▸ **Task instructions**: In the listing below, locate the lines that hold "学习不够自觉" and copy them.

▸ **Records shown**:
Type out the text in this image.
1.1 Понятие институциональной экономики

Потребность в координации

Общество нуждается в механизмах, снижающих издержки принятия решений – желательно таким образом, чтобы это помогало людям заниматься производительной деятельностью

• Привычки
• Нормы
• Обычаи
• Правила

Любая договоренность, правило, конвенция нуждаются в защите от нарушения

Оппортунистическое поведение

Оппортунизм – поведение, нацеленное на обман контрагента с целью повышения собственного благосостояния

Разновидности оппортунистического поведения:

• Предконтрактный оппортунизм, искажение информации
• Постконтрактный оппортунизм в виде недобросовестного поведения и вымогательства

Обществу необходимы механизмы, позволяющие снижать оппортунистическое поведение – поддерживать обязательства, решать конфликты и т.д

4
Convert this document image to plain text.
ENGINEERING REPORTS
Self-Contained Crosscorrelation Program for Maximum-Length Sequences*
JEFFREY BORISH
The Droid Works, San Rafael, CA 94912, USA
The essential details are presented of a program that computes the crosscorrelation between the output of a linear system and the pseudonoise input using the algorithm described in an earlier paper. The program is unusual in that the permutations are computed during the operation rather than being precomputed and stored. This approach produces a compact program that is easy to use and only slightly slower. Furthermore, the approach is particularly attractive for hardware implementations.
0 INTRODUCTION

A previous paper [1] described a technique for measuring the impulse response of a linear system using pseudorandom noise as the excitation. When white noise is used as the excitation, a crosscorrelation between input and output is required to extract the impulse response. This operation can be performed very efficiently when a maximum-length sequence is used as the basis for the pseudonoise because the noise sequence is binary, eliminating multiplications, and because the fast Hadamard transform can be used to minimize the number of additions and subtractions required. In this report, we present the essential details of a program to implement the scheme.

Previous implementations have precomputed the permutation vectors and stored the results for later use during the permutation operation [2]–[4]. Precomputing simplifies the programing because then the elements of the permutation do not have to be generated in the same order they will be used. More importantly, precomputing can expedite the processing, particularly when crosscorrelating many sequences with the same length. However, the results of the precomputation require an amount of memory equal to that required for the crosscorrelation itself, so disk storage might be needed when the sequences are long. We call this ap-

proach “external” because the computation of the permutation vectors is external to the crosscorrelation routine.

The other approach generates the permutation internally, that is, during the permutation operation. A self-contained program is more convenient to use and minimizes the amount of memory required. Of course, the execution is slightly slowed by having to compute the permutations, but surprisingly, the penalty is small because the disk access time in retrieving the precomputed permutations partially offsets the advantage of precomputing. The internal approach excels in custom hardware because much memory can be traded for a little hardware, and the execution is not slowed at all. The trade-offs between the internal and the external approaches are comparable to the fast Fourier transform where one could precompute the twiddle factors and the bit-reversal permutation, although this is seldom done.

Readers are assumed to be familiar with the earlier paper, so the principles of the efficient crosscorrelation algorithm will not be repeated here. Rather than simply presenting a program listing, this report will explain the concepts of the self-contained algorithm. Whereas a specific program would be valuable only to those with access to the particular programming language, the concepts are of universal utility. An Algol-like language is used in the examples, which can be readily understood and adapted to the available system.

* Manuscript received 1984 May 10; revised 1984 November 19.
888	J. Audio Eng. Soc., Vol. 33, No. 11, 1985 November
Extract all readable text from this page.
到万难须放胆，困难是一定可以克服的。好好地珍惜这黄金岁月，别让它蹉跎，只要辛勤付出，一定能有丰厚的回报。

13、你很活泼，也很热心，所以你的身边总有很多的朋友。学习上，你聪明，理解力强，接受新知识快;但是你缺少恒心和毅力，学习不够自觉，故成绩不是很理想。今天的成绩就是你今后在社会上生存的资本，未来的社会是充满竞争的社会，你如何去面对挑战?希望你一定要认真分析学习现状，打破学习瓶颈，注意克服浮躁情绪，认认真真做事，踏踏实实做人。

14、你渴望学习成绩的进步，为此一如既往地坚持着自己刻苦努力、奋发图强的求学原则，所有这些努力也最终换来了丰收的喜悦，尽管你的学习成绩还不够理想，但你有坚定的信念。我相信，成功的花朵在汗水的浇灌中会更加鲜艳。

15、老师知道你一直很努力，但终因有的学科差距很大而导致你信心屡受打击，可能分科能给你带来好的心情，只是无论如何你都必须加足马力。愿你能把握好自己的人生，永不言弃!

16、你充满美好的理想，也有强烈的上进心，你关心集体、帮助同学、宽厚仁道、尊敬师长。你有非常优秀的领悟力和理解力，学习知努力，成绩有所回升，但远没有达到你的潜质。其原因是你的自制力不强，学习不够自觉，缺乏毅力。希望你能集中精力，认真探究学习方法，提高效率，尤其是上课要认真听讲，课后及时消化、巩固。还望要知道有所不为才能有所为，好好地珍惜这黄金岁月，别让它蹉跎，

▸ **Task answer**:
13、你很活泼，也很热心，所以你的身边总有很多的朋友。学习上，你聪明，理解力强，接受新知识快;但是你缺少恒心和毅力，学习不够自觉，故成绩不是很理想。今天的成绩就是你今后在社会上生存的资本，未来的社会是充满竞争的社会，你如何去面对挑战?希望你一定要认真分析学习现状，打破学习瓶颈，注意克服浮躁情绪，认认真真做事，踏踏实实做人。
16、你充满美好的理想，也有强烈的上进心，你关心集体、帮助同学、宽厚仁道、尊敬师长。你有非常优秀的领悟力和理解力，学习知努力，成绩有所回升，但远没有达到你的潜质。其原因是你的自制力不强，学习不够自觉，缺乏毅力。希望你能集中精力，认真探究学习方法，提高效率，尤其是上课要认真听讲，课后及时消化、巩固。还望要知道有所不为才能有所为，好好地珍惜这黄金岁月，别让它蹉跎，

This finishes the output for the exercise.